* Given task: Make an exact copy of the data below, leaving out every picture.

* Supplied records:
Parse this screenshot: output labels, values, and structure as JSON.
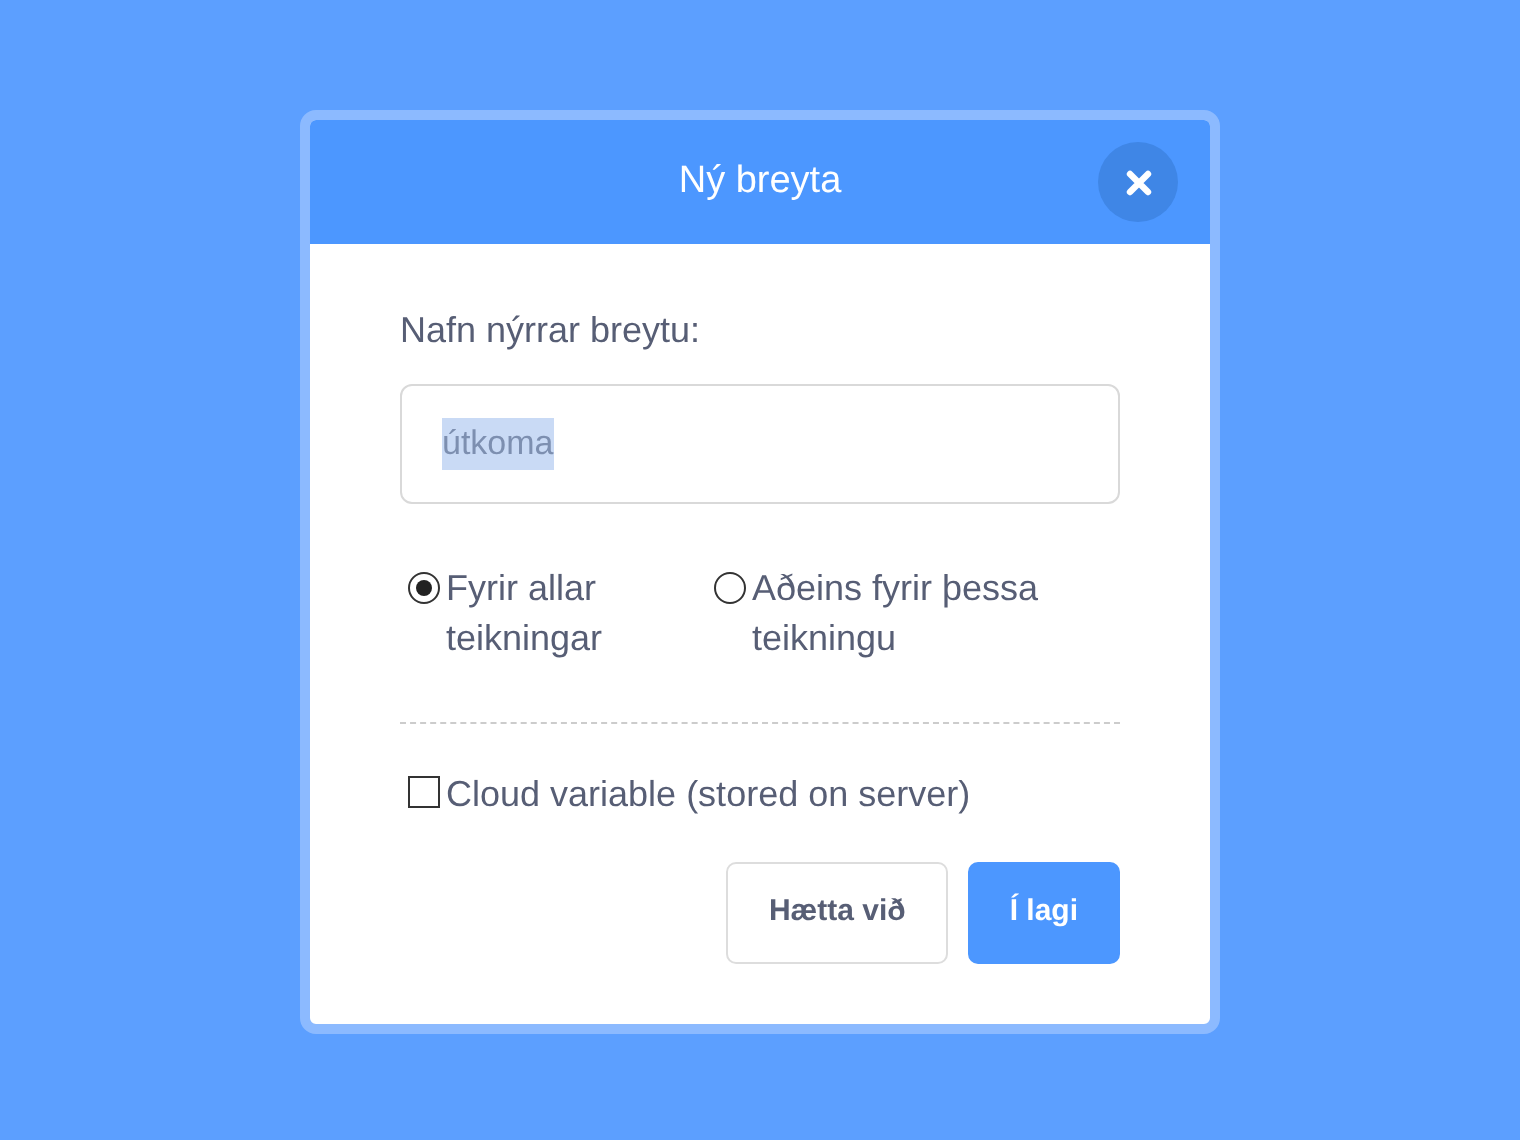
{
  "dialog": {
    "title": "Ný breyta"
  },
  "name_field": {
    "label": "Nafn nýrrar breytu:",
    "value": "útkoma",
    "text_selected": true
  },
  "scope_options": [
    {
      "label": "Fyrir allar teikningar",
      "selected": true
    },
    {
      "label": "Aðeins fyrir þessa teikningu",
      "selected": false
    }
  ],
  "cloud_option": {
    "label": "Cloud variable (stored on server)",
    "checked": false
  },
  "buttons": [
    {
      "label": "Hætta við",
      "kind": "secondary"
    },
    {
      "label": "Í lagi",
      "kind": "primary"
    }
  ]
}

* Solution to the exercise:
Parse this screenshot: output labels, values, and structure as JSON.
{
  "dialog": {
    "title": "Ný breyta"
  },
  "name_field": {
    "label": "Nafn nýrrar breytu:",
    "value": "útkoma",
    "text_selected": true
  },
  "scope_options": [
    {
      "label": "Fyrir allar teikningar",
      "selected": true
    },
    {
      "label": "Aðeins fyrir þessa teikningu",
      "selected": false
    }
  ],
  "cloud_option": {
    "label": "Cloud variable (stored on server)",
    "checked": false
  },
  "buttons": [
    {
      "label": "Hætta við",
      "kind": "secondary"
    },
    {
      "label": "Í lagi",
      "kind": "primary"
    }
  ]
}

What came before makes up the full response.